* [STATED EXERCISE]
Gather all lines containing the string "give" and copy them out.

* Begin *

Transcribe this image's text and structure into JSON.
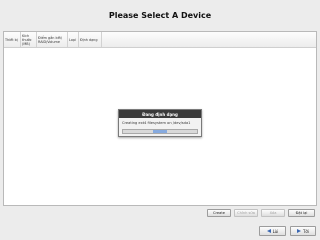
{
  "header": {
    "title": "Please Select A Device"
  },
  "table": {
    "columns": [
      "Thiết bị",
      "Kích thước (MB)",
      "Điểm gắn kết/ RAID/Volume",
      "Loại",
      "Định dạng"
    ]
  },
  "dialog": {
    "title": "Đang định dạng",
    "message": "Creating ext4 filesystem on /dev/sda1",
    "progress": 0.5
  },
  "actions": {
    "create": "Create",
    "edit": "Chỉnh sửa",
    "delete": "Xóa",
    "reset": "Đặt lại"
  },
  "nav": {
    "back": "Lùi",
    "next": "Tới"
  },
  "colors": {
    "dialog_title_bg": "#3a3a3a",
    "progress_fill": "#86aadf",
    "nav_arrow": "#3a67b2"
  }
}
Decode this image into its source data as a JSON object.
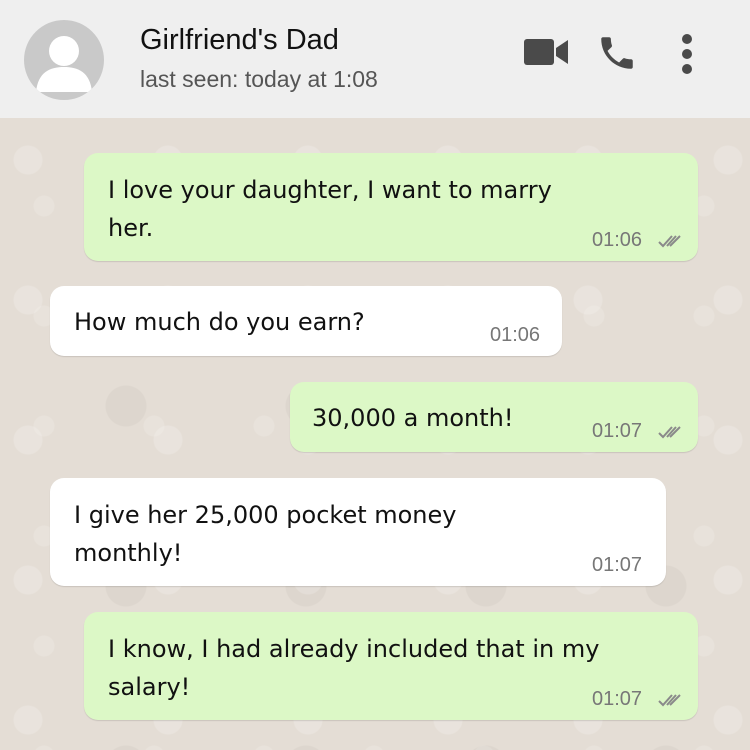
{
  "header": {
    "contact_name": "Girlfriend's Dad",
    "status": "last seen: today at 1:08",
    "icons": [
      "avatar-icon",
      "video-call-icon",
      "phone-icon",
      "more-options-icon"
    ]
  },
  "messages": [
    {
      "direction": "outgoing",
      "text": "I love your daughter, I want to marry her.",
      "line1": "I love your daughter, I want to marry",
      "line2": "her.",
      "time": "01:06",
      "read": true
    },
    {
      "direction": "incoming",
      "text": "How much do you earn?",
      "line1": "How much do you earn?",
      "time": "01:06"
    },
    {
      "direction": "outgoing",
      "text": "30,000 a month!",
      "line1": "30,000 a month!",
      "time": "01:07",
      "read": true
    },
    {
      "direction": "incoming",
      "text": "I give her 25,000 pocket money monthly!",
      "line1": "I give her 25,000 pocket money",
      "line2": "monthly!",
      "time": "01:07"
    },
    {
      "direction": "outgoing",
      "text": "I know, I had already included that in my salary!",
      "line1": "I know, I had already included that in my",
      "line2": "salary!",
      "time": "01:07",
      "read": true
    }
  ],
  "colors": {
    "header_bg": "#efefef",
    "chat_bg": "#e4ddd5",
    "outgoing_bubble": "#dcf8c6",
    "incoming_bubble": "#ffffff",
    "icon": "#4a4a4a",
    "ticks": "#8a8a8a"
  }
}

* End *

* [REPLY]
      "text": "I give her 25,000 pocket money monthly!",
      "line1": "I give her 25,000 pocket money",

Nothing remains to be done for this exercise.